_Items_.

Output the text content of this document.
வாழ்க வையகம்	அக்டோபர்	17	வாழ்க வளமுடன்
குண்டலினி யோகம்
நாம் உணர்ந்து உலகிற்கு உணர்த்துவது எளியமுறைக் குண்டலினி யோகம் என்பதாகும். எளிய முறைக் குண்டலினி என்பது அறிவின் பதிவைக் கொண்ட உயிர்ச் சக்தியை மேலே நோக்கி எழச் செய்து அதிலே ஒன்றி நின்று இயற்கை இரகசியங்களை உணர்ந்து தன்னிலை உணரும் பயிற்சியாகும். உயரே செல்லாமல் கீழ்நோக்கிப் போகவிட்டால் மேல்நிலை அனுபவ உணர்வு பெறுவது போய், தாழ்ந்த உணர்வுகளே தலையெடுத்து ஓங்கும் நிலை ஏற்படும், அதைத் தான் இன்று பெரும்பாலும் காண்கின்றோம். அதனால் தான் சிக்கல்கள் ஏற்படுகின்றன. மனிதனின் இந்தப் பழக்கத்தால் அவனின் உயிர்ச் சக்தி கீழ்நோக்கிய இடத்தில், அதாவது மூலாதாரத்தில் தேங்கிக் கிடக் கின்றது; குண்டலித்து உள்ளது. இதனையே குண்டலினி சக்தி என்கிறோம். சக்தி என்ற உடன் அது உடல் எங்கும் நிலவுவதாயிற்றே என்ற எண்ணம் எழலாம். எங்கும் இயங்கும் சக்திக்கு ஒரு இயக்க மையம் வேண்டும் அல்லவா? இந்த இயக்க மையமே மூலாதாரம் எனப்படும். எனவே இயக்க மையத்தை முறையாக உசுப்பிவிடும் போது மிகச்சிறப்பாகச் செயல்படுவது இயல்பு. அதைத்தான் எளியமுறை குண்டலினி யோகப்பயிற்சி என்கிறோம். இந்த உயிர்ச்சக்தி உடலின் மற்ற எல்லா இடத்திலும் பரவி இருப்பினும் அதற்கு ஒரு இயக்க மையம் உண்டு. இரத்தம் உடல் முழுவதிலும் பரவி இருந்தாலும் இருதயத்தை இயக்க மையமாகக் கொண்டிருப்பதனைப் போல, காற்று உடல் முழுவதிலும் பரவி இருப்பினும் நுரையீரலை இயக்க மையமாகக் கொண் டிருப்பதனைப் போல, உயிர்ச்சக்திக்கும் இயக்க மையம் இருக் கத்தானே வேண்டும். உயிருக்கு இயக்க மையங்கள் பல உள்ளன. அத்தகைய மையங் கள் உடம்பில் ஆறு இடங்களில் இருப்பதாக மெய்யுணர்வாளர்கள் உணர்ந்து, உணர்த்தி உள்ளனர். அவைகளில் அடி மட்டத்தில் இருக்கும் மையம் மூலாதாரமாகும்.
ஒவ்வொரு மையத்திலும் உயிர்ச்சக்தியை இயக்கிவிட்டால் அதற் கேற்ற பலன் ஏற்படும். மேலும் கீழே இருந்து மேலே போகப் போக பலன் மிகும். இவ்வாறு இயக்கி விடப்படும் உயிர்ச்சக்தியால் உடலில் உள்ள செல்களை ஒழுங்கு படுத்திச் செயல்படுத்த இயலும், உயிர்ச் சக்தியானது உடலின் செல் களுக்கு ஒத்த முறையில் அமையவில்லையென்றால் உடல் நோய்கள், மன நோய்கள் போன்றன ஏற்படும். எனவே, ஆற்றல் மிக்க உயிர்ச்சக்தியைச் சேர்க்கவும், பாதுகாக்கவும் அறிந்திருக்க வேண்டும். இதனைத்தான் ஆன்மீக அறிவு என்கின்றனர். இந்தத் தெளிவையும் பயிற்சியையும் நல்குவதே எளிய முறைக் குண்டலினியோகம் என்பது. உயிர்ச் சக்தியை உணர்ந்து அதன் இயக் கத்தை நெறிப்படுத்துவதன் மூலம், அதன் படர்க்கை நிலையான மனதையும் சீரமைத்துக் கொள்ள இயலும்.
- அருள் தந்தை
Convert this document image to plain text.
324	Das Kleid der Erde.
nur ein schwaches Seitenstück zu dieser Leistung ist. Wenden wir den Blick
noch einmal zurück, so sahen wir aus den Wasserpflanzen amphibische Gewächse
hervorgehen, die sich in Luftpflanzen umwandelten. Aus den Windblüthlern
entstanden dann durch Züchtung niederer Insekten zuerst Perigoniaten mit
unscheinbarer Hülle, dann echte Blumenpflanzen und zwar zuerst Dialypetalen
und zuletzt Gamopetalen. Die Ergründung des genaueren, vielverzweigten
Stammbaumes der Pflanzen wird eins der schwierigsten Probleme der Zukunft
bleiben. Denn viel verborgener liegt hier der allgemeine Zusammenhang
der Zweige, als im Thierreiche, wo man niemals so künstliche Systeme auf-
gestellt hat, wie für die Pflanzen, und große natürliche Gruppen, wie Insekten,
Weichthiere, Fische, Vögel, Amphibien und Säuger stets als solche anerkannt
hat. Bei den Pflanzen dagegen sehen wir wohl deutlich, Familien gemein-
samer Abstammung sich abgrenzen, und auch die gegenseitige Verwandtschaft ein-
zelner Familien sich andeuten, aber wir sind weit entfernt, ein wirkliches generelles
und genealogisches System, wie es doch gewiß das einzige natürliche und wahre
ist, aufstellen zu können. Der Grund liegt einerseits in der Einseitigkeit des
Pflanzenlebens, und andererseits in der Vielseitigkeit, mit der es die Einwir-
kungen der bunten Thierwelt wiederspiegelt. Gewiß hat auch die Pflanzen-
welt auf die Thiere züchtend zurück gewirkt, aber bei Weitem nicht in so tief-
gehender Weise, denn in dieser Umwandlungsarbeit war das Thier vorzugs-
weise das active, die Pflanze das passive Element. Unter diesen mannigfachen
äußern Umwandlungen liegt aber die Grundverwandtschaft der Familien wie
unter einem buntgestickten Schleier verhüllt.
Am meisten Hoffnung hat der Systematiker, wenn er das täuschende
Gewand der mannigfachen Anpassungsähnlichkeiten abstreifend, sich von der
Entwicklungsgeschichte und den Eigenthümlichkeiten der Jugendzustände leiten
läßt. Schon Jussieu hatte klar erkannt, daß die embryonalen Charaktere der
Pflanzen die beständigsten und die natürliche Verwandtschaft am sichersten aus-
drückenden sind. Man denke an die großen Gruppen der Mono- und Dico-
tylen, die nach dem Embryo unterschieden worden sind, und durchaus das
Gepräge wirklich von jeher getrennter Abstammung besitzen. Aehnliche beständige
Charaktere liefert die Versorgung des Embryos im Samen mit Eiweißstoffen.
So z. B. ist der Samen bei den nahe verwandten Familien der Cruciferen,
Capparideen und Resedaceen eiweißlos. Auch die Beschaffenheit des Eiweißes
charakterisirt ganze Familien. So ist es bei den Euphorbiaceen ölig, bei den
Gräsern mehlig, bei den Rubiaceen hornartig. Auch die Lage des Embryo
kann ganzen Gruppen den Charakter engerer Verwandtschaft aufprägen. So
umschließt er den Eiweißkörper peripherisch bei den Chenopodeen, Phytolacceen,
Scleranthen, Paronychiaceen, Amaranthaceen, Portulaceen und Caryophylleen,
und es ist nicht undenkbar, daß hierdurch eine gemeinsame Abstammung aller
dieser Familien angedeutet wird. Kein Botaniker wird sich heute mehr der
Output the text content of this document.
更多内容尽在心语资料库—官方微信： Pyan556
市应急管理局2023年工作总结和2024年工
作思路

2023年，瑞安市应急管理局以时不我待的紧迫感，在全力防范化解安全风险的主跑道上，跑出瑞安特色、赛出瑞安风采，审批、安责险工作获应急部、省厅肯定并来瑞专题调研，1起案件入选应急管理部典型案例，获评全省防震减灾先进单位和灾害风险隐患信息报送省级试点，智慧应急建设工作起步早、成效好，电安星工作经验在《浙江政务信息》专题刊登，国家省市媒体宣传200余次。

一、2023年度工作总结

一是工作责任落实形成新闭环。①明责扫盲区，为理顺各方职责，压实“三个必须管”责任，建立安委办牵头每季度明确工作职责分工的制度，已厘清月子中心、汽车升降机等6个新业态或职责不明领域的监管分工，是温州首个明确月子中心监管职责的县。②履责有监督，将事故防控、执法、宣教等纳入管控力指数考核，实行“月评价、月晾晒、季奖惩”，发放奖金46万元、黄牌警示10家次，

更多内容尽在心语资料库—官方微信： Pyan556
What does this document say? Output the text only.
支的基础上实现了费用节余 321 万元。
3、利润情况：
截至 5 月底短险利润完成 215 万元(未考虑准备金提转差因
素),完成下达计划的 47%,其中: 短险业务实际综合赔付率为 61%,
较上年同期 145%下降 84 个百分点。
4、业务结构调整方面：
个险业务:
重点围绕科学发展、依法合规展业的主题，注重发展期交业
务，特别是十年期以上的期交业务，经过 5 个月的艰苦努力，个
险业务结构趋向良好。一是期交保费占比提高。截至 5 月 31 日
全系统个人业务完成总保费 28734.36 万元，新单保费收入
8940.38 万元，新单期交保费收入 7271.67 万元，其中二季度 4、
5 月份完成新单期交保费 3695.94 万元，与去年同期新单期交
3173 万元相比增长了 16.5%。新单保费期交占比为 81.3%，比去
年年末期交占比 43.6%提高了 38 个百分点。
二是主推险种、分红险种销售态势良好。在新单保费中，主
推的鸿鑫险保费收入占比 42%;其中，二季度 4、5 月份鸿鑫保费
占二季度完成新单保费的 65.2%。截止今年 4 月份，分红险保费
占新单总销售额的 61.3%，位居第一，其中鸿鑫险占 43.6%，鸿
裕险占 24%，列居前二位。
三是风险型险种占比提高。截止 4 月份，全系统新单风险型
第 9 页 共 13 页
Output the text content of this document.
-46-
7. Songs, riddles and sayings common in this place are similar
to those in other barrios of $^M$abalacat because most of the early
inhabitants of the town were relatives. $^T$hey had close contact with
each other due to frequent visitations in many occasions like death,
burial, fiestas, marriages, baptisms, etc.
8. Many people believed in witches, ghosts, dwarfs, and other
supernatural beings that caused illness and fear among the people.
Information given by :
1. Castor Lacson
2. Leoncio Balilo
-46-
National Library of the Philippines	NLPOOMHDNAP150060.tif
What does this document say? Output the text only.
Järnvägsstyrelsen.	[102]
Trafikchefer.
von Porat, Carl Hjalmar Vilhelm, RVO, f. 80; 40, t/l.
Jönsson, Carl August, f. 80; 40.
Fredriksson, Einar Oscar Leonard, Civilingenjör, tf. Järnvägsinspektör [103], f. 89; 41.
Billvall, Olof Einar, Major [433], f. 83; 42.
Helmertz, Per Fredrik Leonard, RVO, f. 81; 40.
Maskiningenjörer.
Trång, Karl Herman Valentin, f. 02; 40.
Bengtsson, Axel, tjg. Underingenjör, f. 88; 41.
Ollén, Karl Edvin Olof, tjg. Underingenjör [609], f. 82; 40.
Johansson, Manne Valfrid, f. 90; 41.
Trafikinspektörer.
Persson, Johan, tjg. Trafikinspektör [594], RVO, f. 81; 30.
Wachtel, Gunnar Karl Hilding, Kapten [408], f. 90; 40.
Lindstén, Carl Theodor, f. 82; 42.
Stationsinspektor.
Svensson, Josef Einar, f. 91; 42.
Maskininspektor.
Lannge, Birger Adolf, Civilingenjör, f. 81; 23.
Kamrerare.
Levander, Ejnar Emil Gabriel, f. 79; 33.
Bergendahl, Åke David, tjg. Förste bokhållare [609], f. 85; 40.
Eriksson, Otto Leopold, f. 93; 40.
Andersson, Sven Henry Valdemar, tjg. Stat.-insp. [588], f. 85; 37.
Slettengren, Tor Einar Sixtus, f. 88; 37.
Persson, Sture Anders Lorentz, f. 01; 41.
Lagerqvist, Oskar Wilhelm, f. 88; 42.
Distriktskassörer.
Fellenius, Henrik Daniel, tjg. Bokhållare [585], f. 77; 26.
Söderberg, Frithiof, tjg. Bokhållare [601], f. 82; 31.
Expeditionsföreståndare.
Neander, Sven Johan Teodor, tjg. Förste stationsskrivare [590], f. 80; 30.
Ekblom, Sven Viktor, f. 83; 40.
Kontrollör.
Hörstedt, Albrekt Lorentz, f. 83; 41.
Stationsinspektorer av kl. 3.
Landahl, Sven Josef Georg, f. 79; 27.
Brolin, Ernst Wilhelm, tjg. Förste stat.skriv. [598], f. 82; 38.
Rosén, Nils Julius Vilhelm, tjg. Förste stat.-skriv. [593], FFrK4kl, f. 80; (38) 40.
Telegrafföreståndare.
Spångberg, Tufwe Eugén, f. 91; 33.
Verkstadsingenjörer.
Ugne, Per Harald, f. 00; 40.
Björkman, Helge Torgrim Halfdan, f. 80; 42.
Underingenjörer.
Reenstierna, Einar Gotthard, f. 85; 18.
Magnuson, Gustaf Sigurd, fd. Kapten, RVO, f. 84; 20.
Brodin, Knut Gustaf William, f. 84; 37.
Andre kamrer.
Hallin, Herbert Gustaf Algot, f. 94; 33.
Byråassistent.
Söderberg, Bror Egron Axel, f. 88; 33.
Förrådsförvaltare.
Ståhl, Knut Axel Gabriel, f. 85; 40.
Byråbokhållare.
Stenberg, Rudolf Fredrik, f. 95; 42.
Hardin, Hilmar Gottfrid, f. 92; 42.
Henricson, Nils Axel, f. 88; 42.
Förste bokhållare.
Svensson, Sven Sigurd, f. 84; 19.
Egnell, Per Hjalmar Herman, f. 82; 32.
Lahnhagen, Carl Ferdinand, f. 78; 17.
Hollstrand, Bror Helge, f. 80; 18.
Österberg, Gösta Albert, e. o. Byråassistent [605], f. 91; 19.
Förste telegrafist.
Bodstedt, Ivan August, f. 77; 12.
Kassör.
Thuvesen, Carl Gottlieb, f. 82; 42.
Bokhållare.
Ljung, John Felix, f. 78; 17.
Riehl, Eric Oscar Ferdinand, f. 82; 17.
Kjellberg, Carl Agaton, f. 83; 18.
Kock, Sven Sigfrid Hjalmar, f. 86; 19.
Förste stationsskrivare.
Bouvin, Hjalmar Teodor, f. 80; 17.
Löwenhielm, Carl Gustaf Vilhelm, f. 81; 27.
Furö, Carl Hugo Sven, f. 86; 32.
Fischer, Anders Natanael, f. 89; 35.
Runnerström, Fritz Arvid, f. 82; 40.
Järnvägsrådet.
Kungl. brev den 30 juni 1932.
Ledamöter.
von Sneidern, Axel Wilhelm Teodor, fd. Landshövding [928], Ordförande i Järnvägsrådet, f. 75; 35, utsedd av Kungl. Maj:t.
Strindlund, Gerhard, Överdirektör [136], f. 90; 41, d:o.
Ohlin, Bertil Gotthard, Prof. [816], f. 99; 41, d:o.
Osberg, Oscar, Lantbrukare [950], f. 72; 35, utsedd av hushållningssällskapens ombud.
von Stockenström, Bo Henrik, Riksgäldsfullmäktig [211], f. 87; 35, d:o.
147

_Exercise prompt_.
Filter the records, keeping only lines that contain "Järnvägsrådet", and show those lines.

_Complete answer_.
Järnvägsrådet.
von Sneidern, Axel Wilhelm Teodor, fd. Landshövding [928], Ordförande i Järnvägsrådet, f. 75; 35, utsedd av Kungl. Maj:t.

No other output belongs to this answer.